= Exercise =
Find every line below that contains the word "wymiany" and copy it out.

= Extracted data =
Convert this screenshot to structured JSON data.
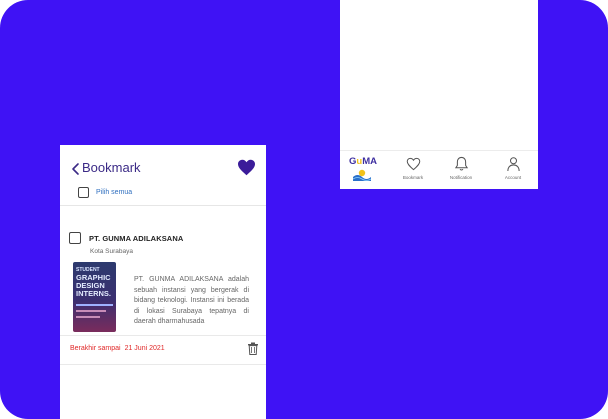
{
  "bookmark_screen": {
    "title": "Bookmark",
    "select_all_label": "Pilih semua",
    "item": {
      "company": "PT. GUNMA ADILAKSANA",
      "city": "Kota Surabaya",
      "poster": {
        "line1": "STUDENT",
        "line2": "GRAPHIC",
        "line3": "DESIGN",
        "line4": "INTERNS."
      },
      "description": "PT. GUNMA ADILAKSANA adalah sebuah instansi yang bergerak di bidang teknologi. Instansi ini berada di lokasi Surabaya tepatnya di daerah dharmahusada",
      "deadline_label": "Berakhir sampai",
      "deadline_date": "21 Juni 2021"
    }
  },
  "home_screen": {
    "logo": {
      "part1": "G",
      "part2": "u",
      "part3": "MA"
    },
    "nav": [
      {
        "label": "Bookmark",
        "icon": "heart-outline-icon"
      },
      {
        "label": "Notification",
        "icon": "bell-icon"
      },
      {
        "label": "Account",
        "icon": "user-icon"
      }
    ]
  },
  "colors": {
    "background": "#3f12f5",
    "accent": "#3b1c9a",
    "deadline": "#e02828"
  }
}
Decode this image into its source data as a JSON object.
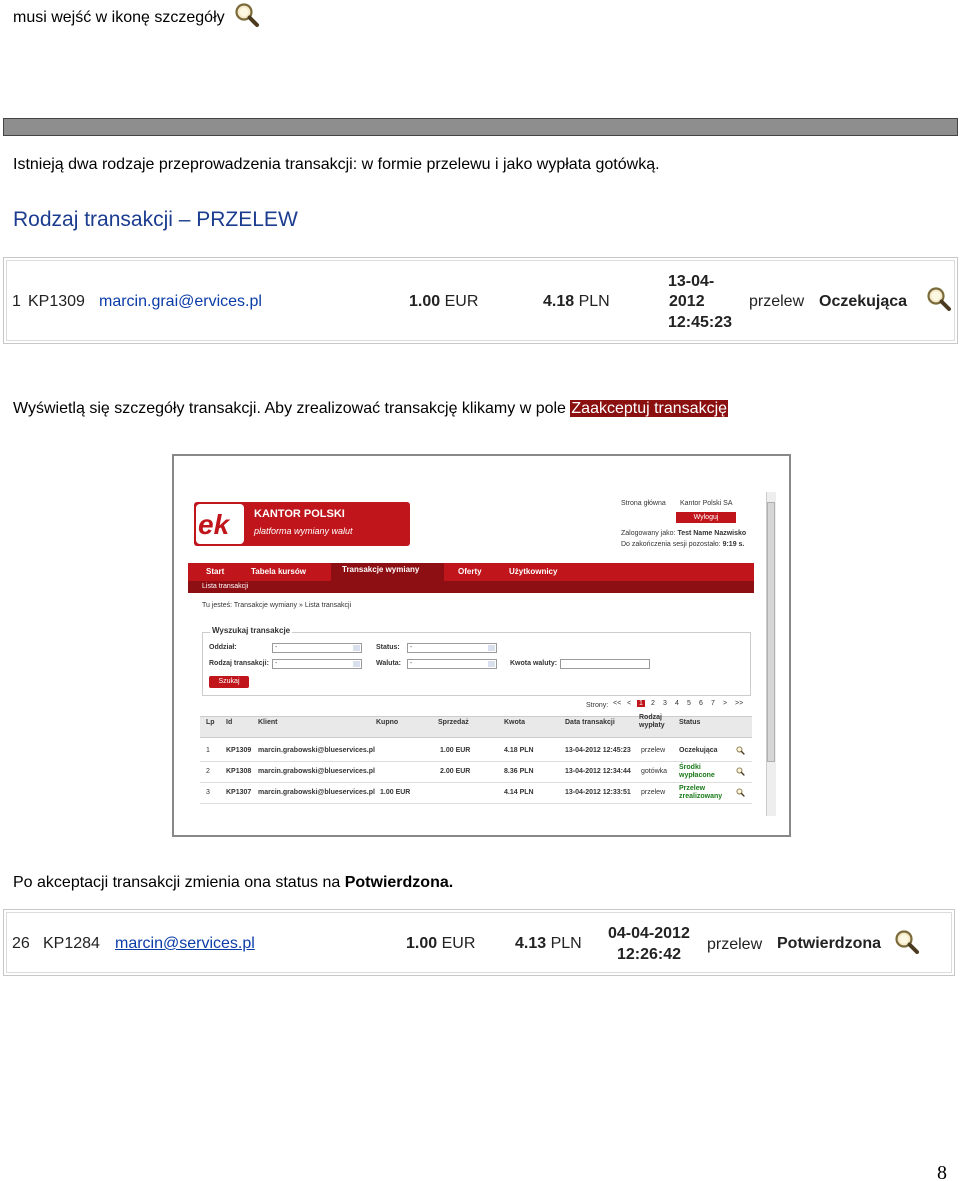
{
  "intro_line": "musi wejść w ikonę szczegóły",
  "para1": "Istnieją dwa rodzaje przeprowadzenia transakcji: w formie przelewu i jako wypłata gotówką.",
  "heading": "Rodzaj transakcji – PRZELEW",
  "row1": {
    "lp": "1",
    "id": "KP1309",
    "email": "marcin.grai@ervices.pl",
    "buy_num": "1.00",
    "buy_cur": "EUR",
    "sell_num": "4.18",
    "sell_cur": "PLN",
    "date_l1": "13-04-",
    "date_l2": "2012",
    "date_l3": "12:45:23",
    "type": "przelew",
    "status": "Oczekująca"
  },
  "para2_a": "Wyświetlą się szczegóły transakcji. Aby zrealizować transakcję klikamy w pole ",
  "para2_hl": "Zaakceptuj transakcję",
  "screenshot": {
    "logo_brand": "KANTOR POLSKI",
    "logo_sub": "platforma wymiany walut",
    "top_links": [
      "Strona główna",
      "Kantor Polski SA"
    ],
    "logout": "Wyloguj",
    "logged_as_label": "Zalogowany jako:",
    "logged_as_name": "Test Name Nazwisko",
    "session_label": "Do zakończenia sesji pozostało:",
    "session_time": "9:19 s.",
    "nav": [
      "Start",
      "Tabela kursów",
      "Transakcje wymiany",
      "Oferty",
      "Użytkownicy"
    ],
    "subnav": "Lista transakcji",
    "crumb": "Tu jesteś: Transakcje wymiany » Lista transakcji",
    "search_title": "Wyszukaj transakcje",
    "f_oddzial": "Oddział:",
    "f_status": "Status:",
    "f_rodzaj": "Rodzaj transakcji:",
    "f_waluta": "Waluta:",
    "f_kwota": "Kwota waluty:",
    "dash": "-",
    "search_btn": "Szukaj",
    "pages_label": "Strony:",
    "pages": [
      "<<",
      "<",
      "1",
      "2",
      "3",
      "4",
      "5",
      "6",
      "7",
      ">",
      ">>"
    ],
    "cols": [
      "Lp",
      "Id",
      "Klient",
      "Kupno",
      "Sprzedaż",
      "Kwota",
      "Data transakcji",
      "Rodzaj wypłaty",
      "Status"
    ],
    "rows": [
      {
        "lp": "1",
        "id": "KP1309",
        "klient": "marcin.grabowski@blueservices.pl",
        "kupno": "",
        "sprzedaz": "1.00 EUR",
        "kwota": "4.18 PLN",
        "data": "13-04-2012 12:45:23",
        "rodzaj": "przelew",
        "status": "Oczekująca"
      },
      {
        "lp": "2",
        "id": "KP1308",
        "klient": "marcin.grabowski@blueservices.pl",
        "kupno": "",
        "sprzedaz": "2.00 EUR",
        "kwota": "8.36 PLN",
        "data": "13-04-2012 12:34:44",
        "rodzaj": "gotówka",
        "status": "Środki wypłacone"
      },
      {
        "lp": "3",
        "id": "KP1307",
        "klient": "marcin.grabowski@blueservices.pl",
        "kupno": "1.00 EUR",
        "sprzedaz": "",
        "kwota": "4.14 PLN",
        "data": "13-04-2012 12:33:51",
        "rodzaj": "przelew",
        "status": "Przelew zrealizowany"
      }
    ]
  },
  "para3_a": "Po akceptacji transakcji zmienia ona status na ",
  "para3_b": "Potwierdzona.",
  "row2": {
    "lp": "26",
    "id": "KP1284",
    "email": "marcin@services.pl",
    "buy_num": "1.00",
    "buy_cur": "EUR",
    "sell_num": "4.13",
    "sell_cur": "PLN",
    "date_l1": "04-04-2012",
    "date_l2": "12:26:42",
    "type": "przelew",
    "status": "Potwierdzona"
  },
  "page_number": "8",
  "colors": {
    "brand_red": "#c0151b",
    "highlight": "#8b1010",
    "link": "#0a3ca8"
  }
}
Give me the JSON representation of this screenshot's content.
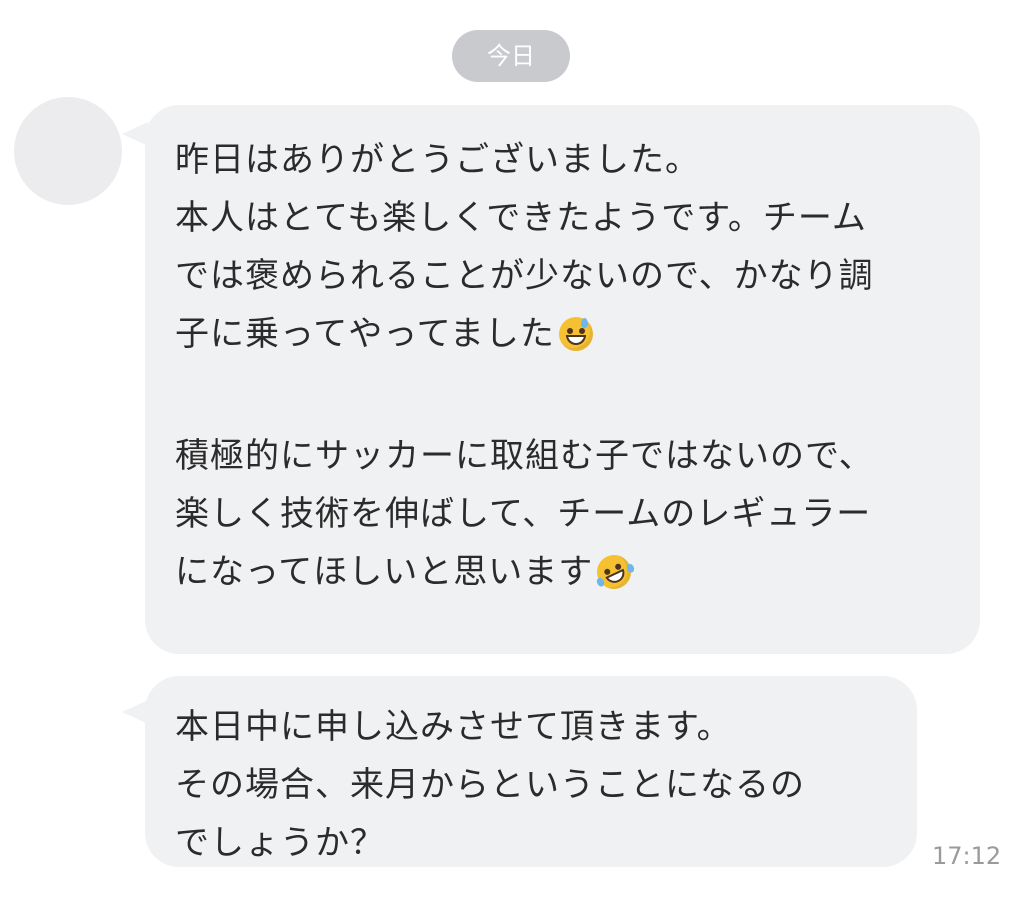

= In response =
    "logo_sub": "platforma wymiany walut",
      "Transakcje wymiany",
    "crumb": "Tu jesteś: Transakcje wymiany » Lista transakcji",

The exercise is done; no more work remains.